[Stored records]
= = = =
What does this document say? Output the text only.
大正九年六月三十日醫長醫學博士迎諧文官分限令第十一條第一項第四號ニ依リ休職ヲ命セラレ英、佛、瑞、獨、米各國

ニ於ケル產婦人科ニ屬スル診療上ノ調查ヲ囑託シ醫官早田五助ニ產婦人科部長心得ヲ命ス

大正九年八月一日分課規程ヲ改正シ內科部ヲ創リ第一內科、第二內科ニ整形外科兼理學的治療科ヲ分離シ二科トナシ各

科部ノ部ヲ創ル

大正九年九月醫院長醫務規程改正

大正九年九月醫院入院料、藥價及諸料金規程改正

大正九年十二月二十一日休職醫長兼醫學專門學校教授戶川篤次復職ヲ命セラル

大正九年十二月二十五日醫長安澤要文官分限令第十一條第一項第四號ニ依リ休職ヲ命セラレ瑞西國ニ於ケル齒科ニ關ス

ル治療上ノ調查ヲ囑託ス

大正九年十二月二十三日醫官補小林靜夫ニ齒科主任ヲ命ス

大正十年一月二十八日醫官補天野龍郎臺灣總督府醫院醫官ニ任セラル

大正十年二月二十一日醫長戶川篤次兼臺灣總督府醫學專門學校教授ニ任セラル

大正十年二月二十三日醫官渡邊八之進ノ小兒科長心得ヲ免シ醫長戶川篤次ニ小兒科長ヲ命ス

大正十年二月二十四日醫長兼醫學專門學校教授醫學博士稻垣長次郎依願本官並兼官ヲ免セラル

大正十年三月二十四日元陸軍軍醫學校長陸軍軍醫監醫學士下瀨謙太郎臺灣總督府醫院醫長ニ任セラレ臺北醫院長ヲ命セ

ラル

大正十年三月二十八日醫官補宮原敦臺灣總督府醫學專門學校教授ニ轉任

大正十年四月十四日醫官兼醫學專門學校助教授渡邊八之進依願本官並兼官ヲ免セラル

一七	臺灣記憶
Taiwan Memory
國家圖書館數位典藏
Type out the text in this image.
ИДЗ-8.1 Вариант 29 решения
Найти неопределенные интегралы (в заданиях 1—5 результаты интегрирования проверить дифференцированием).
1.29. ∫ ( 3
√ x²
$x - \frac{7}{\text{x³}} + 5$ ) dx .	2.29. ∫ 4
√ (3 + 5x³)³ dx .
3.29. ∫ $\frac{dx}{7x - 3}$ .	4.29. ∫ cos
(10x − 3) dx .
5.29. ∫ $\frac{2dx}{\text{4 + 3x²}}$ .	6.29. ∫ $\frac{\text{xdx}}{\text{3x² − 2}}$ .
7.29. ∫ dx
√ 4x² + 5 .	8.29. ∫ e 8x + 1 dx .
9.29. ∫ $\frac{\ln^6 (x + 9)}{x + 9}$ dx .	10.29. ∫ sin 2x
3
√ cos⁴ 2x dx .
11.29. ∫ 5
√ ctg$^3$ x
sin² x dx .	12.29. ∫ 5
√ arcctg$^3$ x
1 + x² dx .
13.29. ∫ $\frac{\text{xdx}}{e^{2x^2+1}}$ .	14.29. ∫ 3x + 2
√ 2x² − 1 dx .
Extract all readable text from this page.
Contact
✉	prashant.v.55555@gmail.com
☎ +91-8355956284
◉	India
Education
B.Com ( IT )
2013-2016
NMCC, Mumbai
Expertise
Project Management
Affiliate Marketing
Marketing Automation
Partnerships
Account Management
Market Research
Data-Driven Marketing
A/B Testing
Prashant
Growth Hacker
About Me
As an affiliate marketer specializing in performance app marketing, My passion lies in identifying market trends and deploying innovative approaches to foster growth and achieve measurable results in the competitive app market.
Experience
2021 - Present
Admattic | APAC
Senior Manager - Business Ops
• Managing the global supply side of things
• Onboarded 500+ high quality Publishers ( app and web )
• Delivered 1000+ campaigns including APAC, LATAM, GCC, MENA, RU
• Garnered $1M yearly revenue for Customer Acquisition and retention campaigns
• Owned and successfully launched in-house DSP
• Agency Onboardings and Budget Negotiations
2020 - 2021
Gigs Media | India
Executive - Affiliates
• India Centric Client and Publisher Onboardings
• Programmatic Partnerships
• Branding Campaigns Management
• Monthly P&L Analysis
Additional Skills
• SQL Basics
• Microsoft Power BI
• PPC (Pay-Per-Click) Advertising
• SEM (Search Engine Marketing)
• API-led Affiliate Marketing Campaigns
= = = =
■ **Given request**
Write out every line of the entries that holds the word "India".

■ **Expected answer**
◉	India
Gigs Media | India
• India Centric Client and Publisher Onboardings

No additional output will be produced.